Look for the word "industria" in the entries below, then copy every line that has it.

◇ ◇ ◇ ◇ ◇

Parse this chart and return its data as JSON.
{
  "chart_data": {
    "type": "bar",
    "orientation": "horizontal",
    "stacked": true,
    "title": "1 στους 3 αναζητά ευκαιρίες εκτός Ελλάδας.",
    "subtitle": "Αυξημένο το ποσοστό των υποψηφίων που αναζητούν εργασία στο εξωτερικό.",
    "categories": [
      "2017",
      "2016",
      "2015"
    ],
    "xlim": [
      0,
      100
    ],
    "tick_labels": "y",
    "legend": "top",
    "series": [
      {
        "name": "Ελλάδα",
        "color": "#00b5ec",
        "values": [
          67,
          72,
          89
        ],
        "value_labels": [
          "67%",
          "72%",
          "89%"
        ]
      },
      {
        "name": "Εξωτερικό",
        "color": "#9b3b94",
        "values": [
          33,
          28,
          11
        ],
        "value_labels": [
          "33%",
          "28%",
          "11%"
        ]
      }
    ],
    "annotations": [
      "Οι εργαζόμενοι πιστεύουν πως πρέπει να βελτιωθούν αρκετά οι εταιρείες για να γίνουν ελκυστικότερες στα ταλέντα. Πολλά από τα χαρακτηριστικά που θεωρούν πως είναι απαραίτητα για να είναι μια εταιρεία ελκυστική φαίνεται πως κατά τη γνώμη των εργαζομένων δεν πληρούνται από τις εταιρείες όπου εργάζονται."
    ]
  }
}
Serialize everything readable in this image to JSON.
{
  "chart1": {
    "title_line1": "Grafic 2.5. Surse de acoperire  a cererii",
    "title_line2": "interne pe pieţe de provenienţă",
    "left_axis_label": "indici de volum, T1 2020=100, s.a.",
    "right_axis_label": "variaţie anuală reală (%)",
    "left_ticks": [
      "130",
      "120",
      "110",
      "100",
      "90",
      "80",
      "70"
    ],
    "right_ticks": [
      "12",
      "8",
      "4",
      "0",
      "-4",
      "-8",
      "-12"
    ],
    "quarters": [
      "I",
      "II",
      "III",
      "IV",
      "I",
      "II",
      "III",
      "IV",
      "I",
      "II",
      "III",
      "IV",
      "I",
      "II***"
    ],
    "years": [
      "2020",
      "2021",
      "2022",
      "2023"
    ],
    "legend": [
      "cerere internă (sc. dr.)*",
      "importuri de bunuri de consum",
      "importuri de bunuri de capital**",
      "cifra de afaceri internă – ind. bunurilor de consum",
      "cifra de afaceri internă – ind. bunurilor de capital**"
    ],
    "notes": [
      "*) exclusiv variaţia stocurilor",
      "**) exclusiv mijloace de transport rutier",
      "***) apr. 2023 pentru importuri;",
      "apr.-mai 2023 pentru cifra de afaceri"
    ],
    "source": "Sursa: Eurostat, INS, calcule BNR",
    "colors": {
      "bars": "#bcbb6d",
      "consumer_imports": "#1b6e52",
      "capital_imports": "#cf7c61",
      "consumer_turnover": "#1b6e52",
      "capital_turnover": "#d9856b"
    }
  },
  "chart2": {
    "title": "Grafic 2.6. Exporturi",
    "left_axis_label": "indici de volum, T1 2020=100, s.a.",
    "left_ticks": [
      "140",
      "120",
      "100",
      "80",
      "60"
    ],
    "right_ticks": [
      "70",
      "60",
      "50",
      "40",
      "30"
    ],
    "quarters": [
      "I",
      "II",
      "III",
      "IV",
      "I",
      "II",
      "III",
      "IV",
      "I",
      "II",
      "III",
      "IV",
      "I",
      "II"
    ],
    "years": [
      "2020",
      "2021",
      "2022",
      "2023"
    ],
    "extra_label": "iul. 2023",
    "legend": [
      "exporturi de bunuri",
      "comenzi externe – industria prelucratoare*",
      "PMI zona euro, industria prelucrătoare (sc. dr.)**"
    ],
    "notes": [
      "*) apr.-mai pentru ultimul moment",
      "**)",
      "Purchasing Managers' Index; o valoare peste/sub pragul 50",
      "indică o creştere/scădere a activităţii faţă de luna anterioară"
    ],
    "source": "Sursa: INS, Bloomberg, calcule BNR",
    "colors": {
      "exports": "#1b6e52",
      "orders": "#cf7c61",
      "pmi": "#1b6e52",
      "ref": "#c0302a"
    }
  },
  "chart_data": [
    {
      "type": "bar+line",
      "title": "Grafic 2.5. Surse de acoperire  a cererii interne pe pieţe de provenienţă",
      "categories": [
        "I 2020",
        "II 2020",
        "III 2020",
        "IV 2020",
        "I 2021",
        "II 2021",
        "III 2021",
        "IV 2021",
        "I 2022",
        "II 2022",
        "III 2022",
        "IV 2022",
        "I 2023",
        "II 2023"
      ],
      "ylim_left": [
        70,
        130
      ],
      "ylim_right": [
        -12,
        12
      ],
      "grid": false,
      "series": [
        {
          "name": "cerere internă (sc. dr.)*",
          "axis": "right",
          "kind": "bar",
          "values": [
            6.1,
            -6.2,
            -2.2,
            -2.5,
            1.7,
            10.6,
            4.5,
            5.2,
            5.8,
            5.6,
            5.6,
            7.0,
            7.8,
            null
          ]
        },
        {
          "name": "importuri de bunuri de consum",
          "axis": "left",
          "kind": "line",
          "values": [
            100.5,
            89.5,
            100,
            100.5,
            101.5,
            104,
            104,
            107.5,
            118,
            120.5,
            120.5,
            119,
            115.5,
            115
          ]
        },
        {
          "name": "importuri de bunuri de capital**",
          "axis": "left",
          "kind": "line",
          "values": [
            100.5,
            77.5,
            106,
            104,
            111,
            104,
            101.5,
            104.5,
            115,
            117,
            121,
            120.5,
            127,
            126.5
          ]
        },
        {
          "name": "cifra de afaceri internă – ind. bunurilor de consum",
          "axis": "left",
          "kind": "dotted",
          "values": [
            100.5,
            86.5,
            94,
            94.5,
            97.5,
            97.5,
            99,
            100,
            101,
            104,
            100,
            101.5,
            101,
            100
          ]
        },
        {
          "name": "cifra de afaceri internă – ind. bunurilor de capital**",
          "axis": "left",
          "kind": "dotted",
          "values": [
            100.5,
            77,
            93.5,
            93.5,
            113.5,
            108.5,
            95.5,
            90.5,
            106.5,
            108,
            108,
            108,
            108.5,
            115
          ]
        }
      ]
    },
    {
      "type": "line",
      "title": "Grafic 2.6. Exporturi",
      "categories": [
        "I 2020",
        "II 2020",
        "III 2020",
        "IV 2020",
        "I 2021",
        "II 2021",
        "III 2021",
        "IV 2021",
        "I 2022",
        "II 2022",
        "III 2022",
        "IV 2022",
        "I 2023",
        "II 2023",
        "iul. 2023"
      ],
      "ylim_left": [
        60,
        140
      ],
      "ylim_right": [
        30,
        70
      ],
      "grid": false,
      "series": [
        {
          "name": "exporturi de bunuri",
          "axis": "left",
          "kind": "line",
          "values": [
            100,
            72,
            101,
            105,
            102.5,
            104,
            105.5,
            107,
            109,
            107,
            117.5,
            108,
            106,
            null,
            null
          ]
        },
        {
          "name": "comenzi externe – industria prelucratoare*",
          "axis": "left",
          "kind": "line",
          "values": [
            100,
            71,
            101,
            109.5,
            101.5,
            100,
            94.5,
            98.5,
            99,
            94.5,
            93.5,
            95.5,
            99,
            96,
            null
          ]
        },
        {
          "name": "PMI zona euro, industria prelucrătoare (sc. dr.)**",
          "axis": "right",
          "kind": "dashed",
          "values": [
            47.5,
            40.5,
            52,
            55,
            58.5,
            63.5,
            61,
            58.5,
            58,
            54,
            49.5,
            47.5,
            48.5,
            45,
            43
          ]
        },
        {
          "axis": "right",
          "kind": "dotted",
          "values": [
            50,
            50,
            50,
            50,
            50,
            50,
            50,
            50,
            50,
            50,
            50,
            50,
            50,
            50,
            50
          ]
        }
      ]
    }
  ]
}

◇ ◇ ◇ ◇ ◇

* [Written response]
      "comenzi externe – industria prelucratoare*",
      "PMI zona euro, industria prelucrătoare (sc. dr.)**"
          "name": "comenzi externe – industria prelucratoare*",
          "name": "PMI zona euro, industria prelucrătoare (sc. dr.)**",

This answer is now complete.